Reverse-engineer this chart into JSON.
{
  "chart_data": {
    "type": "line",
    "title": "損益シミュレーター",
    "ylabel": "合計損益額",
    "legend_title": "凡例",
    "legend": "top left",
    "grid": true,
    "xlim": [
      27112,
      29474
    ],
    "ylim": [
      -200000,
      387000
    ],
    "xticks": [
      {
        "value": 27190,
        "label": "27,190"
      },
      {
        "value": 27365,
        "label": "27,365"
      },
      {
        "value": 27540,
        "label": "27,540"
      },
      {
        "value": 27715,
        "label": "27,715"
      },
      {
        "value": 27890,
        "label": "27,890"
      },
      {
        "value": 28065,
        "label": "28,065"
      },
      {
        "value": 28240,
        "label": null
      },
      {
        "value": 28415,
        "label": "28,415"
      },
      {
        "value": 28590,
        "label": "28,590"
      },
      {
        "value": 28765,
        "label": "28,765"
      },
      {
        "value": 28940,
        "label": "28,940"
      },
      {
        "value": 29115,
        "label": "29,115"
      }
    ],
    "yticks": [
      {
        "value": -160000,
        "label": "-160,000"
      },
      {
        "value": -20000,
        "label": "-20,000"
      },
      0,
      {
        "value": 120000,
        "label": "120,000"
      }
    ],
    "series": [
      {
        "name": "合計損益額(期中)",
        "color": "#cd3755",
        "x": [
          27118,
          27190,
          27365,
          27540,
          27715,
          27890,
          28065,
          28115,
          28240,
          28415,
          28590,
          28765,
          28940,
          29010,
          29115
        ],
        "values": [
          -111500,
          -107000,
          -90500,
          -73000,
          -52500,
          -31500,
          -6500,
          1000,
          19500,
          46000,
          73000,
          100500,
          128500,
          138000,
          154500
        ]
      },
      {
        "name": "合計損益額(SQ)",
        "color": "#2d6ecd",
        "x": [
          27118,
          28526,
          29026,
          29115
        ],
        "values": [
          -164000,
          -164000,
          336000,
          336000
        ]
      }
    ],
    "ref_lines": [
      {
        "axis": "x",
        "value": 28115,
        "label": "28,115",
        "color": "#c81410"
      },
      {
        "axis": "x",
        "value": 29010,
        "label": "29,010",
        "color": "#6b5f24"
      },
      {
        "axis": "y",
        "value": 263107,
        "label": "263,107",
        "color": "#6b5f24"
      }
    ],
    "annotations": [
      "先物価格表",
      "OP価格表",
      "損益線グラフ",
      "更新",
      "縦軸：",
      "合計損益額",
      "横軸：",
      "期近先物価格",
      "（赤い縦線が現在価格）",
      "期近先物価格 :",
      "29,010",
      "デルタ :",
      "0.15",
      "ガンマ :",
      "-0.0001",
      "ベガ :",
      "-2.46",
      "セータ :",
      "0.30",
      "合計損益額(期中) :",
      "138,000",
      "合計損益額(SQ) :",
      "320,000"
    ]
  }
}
───
GOAL OF THE EXERCISE
Gather each line from the entries above that includes the word "color".

RESPONSE BELOW
        "color": "#cd3755",
        "color": "#2d6ecd",
        "color": "#c81410"
        "color": "#6b5f24"
        "color": "#6b5f24"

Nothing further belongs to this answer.